▶ [Problem requirements]: Write out the material again word for word, dropping any images it holds.

BEGIN Data provided

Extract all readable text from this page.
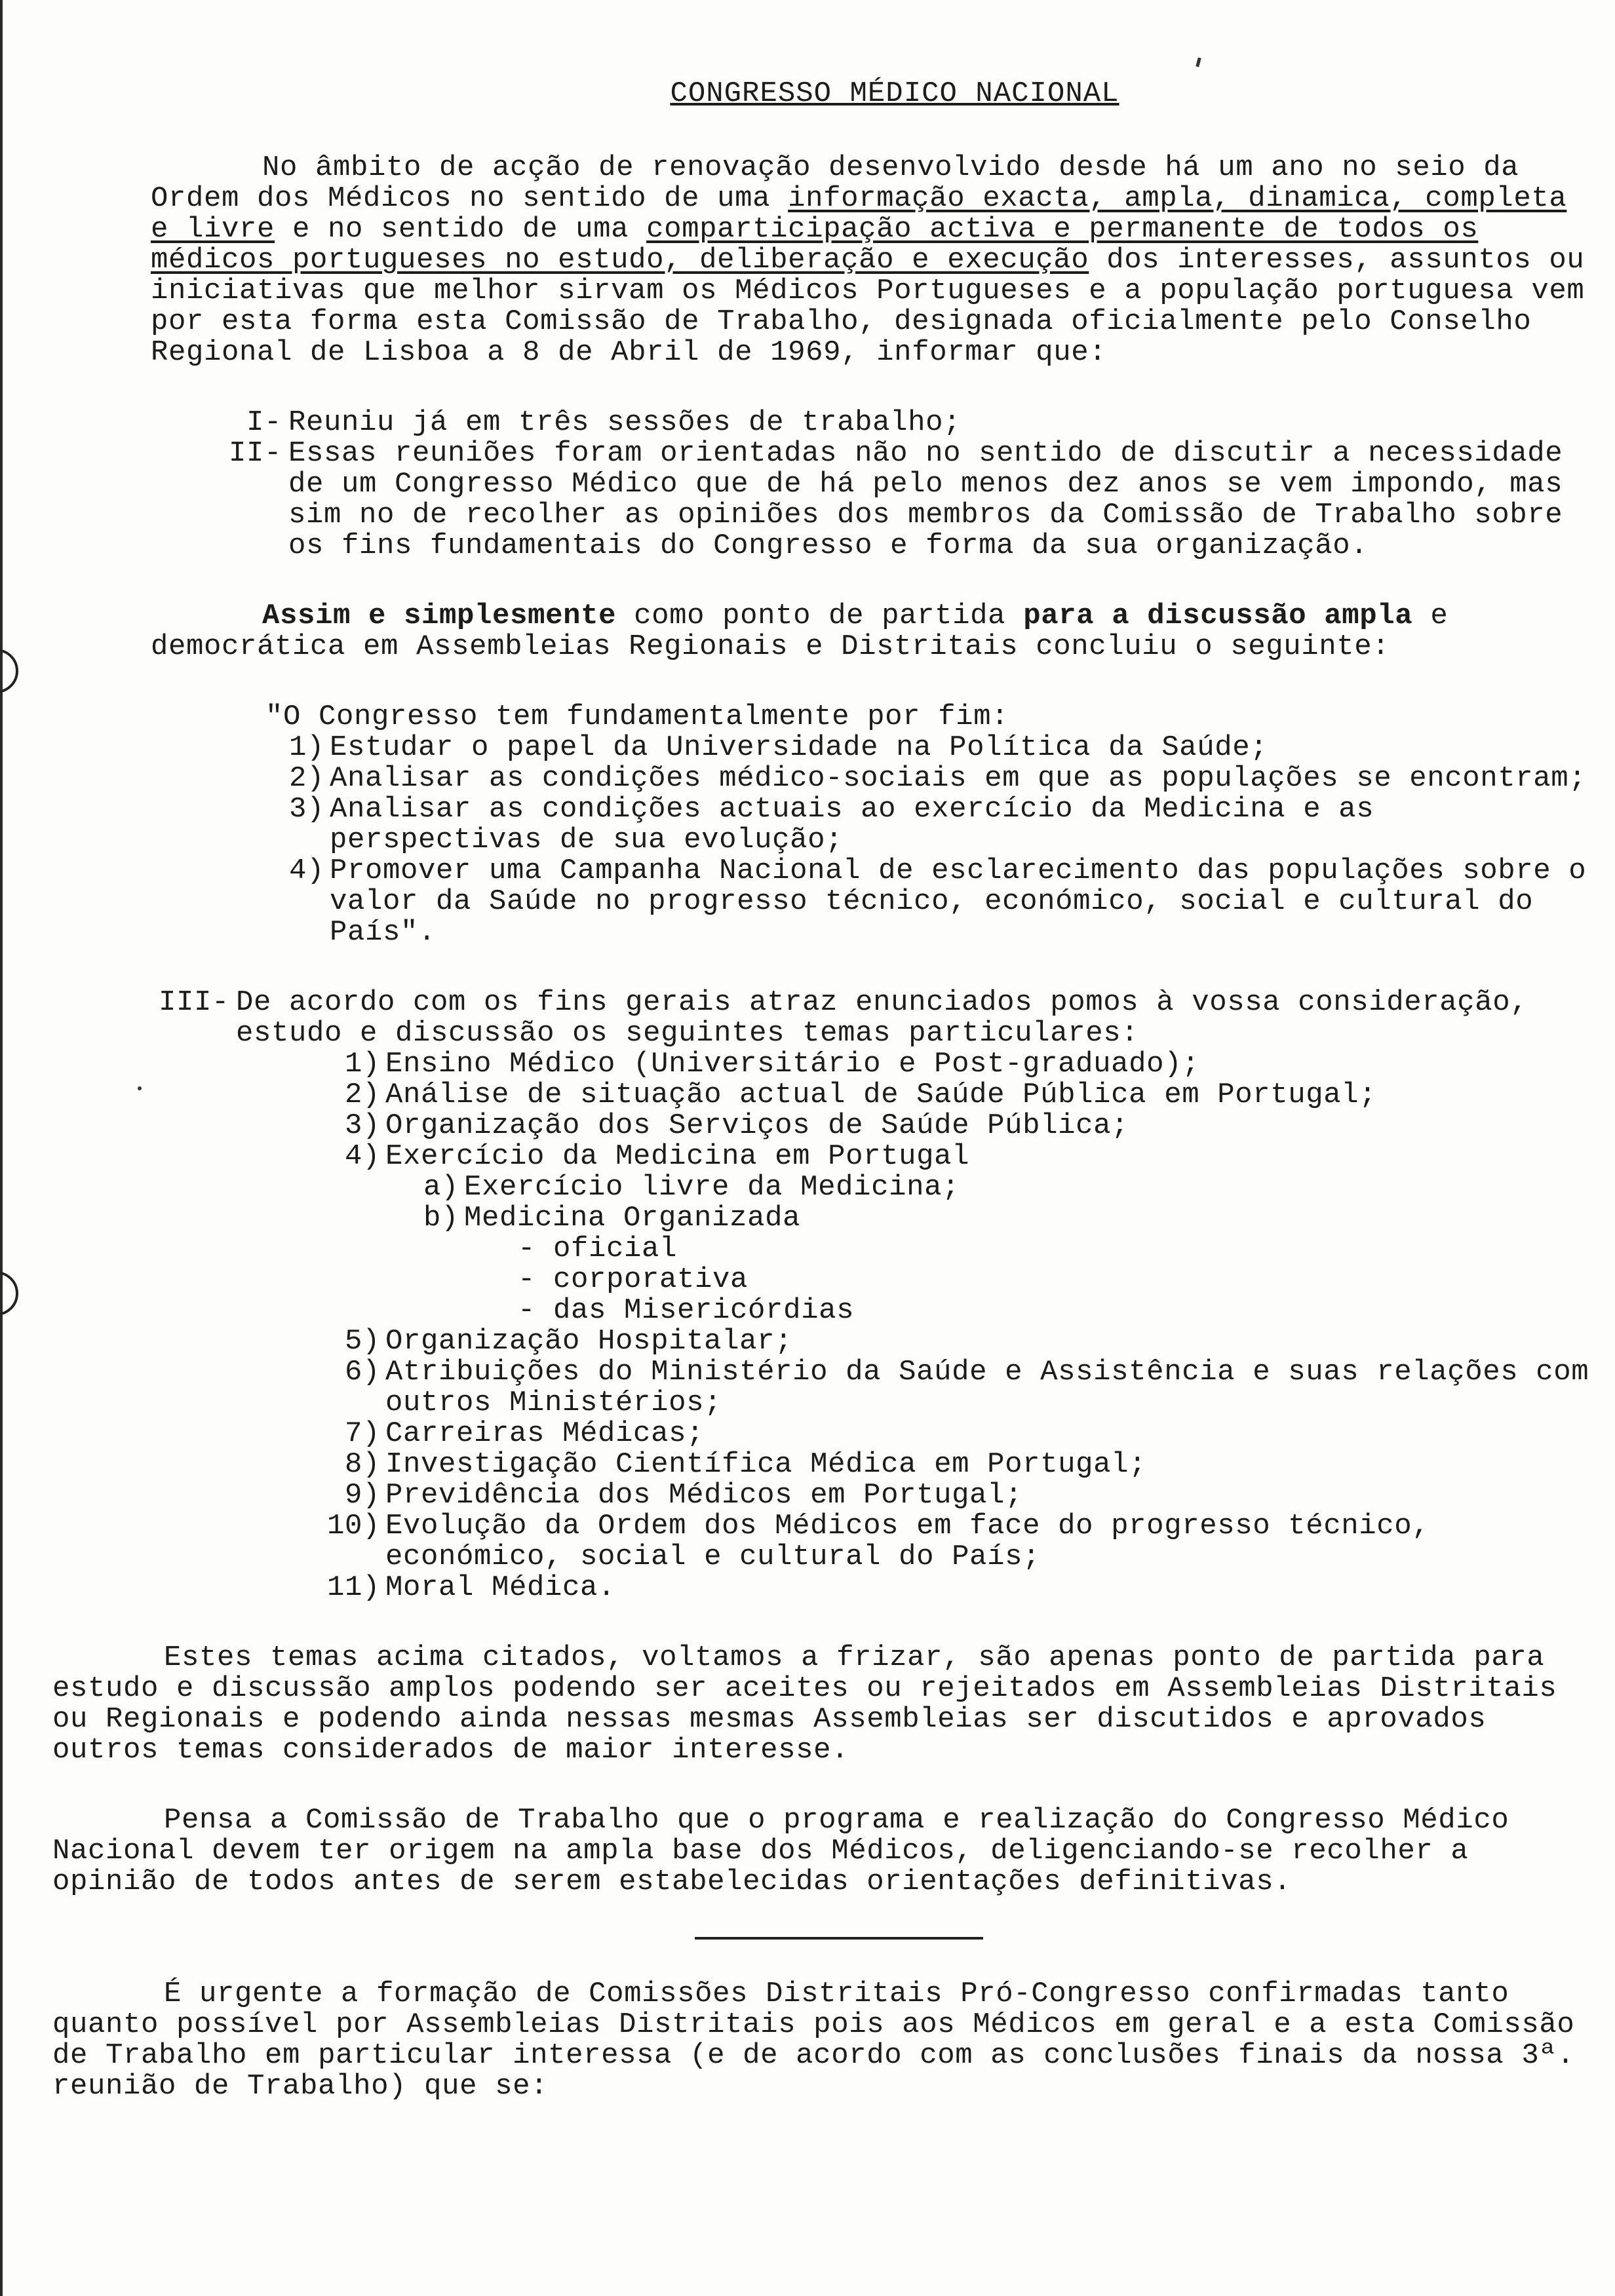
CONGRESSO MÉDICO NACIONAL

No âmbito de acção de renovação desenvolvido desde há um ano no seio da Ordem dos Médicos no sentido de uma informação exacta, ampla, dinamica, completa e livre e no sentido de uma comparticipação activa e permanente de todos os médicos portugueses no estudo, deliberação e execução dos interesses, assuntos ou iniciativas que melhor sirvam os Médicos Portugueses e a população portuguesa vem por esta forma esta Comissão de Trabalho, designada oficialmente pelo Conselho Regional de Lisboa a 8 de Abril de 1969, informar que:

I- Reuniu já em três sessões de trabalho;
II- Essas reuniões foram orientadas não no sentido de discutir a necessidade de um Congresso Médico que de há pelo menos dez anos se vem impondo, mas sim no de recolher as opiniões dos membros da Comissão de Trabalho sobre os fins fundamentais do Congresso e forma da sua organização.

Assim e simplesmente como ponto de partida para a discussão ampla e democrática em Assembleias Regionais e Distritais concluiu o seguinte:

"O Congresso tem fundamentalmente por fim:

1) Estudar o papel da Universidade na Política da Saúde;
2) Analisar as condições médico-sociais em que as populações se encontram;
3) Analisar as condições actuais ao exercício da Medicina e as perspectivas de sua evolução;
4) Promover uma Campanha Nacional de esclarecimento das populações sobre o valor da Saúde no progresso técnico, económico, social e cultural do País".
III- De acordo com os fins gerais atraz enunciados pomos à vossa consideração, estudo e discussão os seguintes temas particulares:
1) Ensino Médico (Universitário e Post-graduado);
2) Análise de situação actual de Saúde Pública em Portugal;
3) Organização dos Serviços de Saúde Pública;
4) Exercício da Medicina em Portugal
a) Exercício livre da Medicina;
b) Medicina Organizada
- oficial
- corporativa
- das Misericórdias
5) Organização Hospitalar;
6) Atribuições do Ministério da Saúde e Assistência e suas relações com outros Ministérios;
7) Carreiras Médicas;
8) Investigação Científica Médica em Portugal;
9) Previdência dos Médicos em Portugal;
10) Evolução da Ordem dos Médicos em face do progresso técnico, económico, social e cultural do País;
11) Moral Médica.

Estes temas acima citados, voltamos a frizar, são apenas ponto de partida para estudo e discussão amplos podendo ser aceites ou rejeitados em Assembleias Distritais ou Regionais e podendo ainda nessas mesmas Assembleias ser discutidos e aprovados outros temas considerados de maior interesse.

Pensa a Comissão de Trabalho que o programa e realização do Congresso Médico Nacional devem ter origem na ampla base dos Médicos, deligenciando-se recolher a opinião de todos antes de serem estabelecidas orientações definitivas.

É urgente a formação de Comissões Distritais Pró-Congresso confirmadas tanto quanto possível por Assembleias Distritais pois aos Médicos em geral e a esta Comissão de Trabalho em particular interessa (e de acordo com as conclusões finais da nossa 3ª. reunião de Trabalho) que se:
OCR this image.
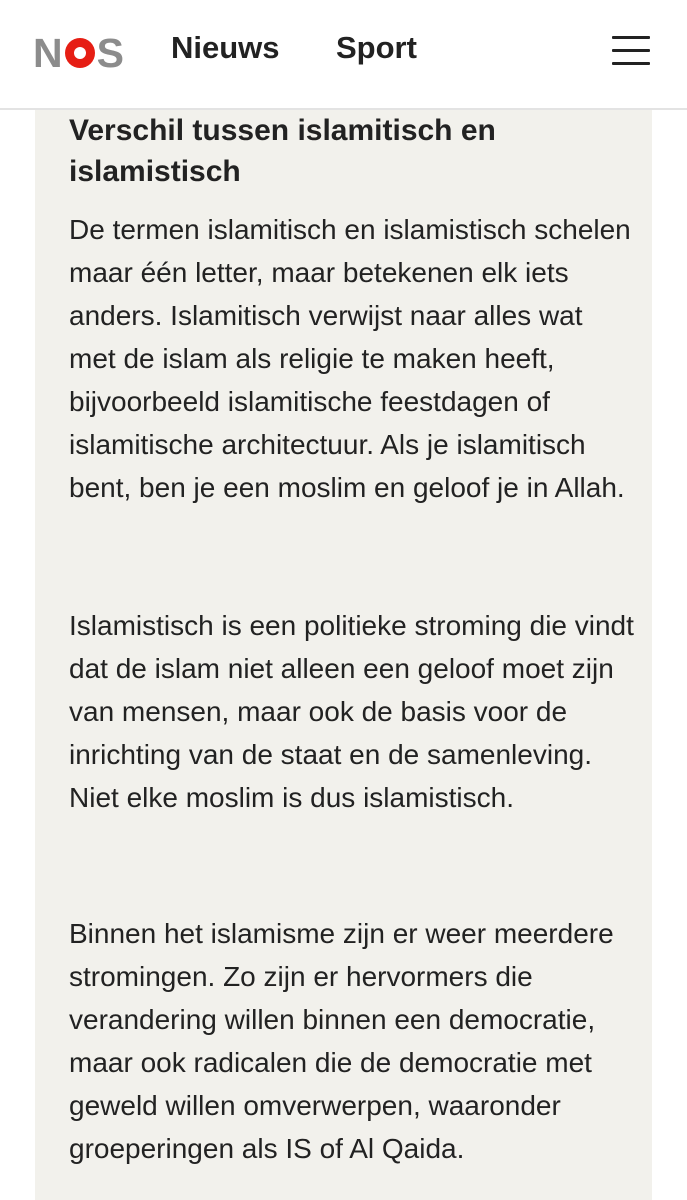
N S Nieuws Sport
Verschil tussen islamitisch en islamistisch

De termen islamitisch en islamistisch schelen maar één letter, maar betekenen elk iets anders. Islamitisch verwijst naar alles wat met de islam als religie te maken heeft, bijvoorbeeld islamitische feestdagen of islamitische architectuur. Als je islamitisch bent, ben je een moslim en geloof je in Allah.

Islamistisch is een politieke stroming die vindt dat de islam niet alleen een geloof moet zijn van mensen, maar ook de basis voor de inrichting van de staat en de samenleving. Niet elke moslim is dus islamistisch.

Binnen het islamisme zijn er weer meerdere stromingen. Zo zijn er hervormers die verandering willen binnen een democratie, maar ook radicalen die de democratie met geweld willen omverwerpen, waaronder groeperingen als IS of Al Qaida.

END Data provided

▶ [Full answer]:
Extract all readable text from this page.
CONGRESSO MÉDICO NACIONAL

No âmbito de acção de renovação desenvolvido desde há um ano no seio da Ordem dos Médicos no sentido de uma informação exacta, ampla, dinamica, completa e livre e no sentido de uma comparticipação activa e permanente de todos os médicos portugueses no estudo, deliberação e execução dos interesses, assuntos ou iniciativas que melhor sirvam os Médicos Portugueses e a população portuguesa vem por esta forma esta Comissão de Trabalho, designada oficialmente pelo Conselho Regional de Lisboa a 8 de Abril de 1969, informar que:

I- Reuniu já em três sessões de trabalho;
II- Essas reuniões foram orientadas não no sentido de discutir a necessidade de um Congresso Médico que de há pelo menos dez anos se vem impondo, mas sim no de recolher as opiniões dos membros da Comissão de Trabalho sobre os fins fundamentais do Congresso e forma da sua organização.

Assim e simplesmente como ponto de partida para a discussão ampla e democrática em Assembleias Regionais e Distritais concluiu o seguinte:

"O Congresso tem fundamentalmente por fim:

1) Estudar o papel da Universidade na Política da Saúde;
2) Analisar as condições médico-sociais em que as populações se encontram;
3) Analisar as condições actuais ao exercício da Medicina e as perspectivas de sua evolução;
4) Promover uma Campanha Nacional de esclarecimento das populações sobre o valor da Saúde no progresso técnico, económico, social e cultural do País".
III- De acordo com os fins gerais atraz enunciados pomos à vossa consideração, estudo e discussão os seguintes temas particulares:
1) Ensino Médico (Universitário e Post-graduado);
2) Análise de situação actual de Saúde Pública em Portugal;
3) Organização dos Serviços de Saúde Pública;
4) Exercício da Medicina em Portugal
a) Exercício livre da Medicina;
b) Medicina Organizada
- oficial
- corporativa
- das Misericórdias
5) Organização Hospitalar;
6) Atribuições do Ministério da Saúde e Assistência e suas relações com outros Ministérios;
7) Carreiras Médicas;
8) Investigação Científica Médica em Portugal;
9) Previdência dos Médicos em Portugal;
10) Evolução da Ordem dos Médicos em face do progresso técnico, económico, social e cultural do País;
11) Moral Médica.

Estes temas acima citados, voltamos a frizar, são apenas ponto de partida para estudo e discussão amplos podendo ser aceites ou rejeitados em Assembleias Distritais ou Regionais e podendo ainda nessas mesmas Assembleias ser discutidos e aprovados outros temas considerados de maior interesse.

Pensa a Comissão de Trabalho que o programa e realização do Congresso Médico Nacional devem ter origem na ampla base dos Médicos, deligenciando-se recolher a opinião de todos antes de serem estabelecidas orientações definitivas.

É urgente a formação de Comissões Distritais Pró-Congresso confirmadas tanto quanto possível por Assembleias Distritais pois aos Médicos em geral e a esta Comissão de Trabalho em particular interessa (e de acordo com as conclusões finais da nossa 3ª. reunião de Trabalho) que se:
OCR this image.
N S Nieuws Sport
Verschil tussen islamitisch en islamistisch

De termen islamitisch en islamistisch schelen maar één letter, maar betekenen elk iets anders. Islamitisch verwijst naar alles wat met de islam als religie te maken heeft, bijvoorbeeld islamitische feestdagen of islamitische architectuur. Als je islamitisch bent, ben je een moslim en geloof je in Allah.

Islamistisch is een politieke stroming die vindt dat de islam niet alleen een geloof moet zijn van mensen, maar ook de basis voor de inrichting van de staat en de samenleving. Niet elke moslim is dus islamistisch.

Binnen het islamisme zijn er weer meerdere stromingen. Zo zijn er hervormers die verandering willen binnen een democratie, maar ook radicalen die de democratie met geweld willen omverwerpen, waaronder groeperingen als IS of Al Qaida.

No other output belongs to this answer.